> **SUPPLIED MATERIAL**
════════════════════
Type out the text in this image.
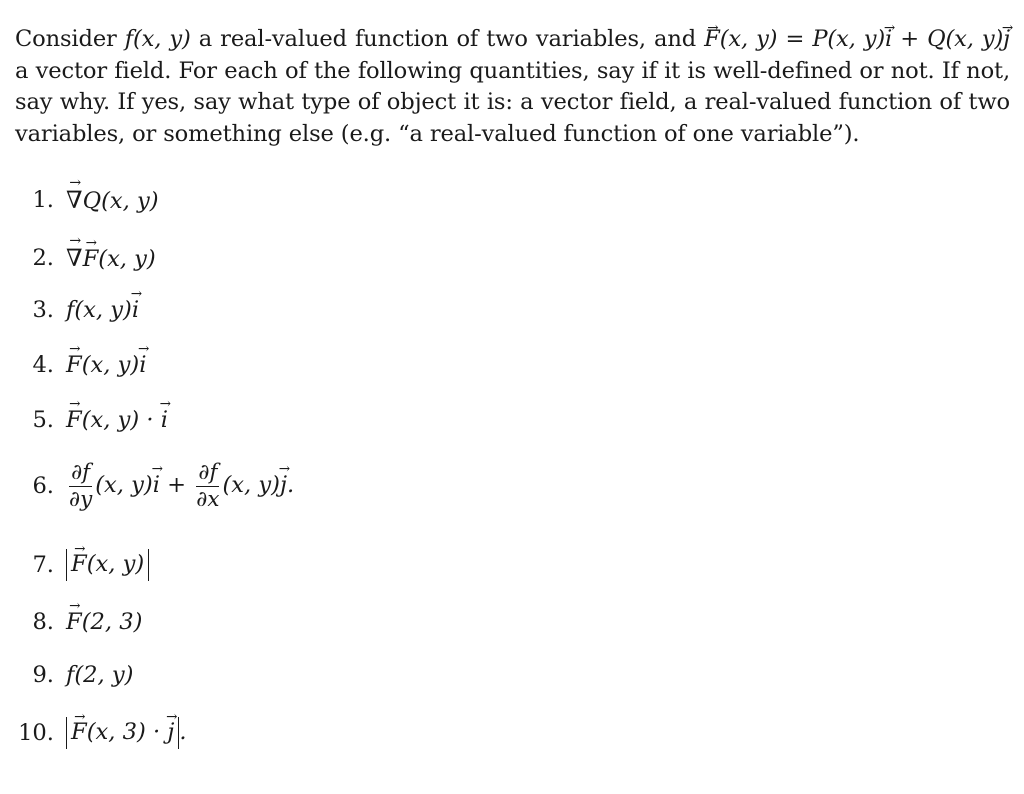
Consider f(x, y) a real-valued function of two variables, and → F(x, y) = P(x, y)→ i + Q(x, y)→ j a vector field. For each of the following quantities, say if it is well-defined or not. If not, say why. If yes, say what type of object it is: a vector field, a real-valued function of two variables, or something else (e.g. “a real-valued function of one variable”).
1. → ∇Q(x, y)
2. → ∇→ F(x, y)
3. f(x, y)→ i
4. → F(x, y)→ i
5. → F(x, y) · → i
6. $\frac{\partial f}{\partial y} (x$, $y)\to i + \frac{\partial f}{\partial x} (x$, y)→ j.
7. → F(x, y)
8. → F(2, 3)
9. f(2, y)
10. → F(x, 3) · → j .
════════════════════
> **TASK DESCRIPTION**
Copy each line above precisely, dropping the pictures.

> **OUTPUT BELOW**
Type out the text in this image.
Consider f(x, y) a real-valued function of two variables, and → F(x, y) = P(x, y)→ i + Q(x, y)→ j a vector field. For each of the following quantities, say if it is well-defined or not. If not, say why. If yes, say what type of object it is: a vector field, a real-valued function of two variables, or something else (e.g. “a real-valued function of one variable”).
1. → ∇Q(x, y)
2. → ∇→ F(x, y)
3. f(x, y)→ i
4. → F(x, y)→ i
5. → F(x, y) · → i
6. $\frac{\partial f}{\partial y} (x$, $y)\to i + \frac{\partial f}{\partial x} (x$, y)→ j.
7. → F(x, y)
8. → F(2, 3)
9. f(2, y)
10. → F(x, 3) · → j .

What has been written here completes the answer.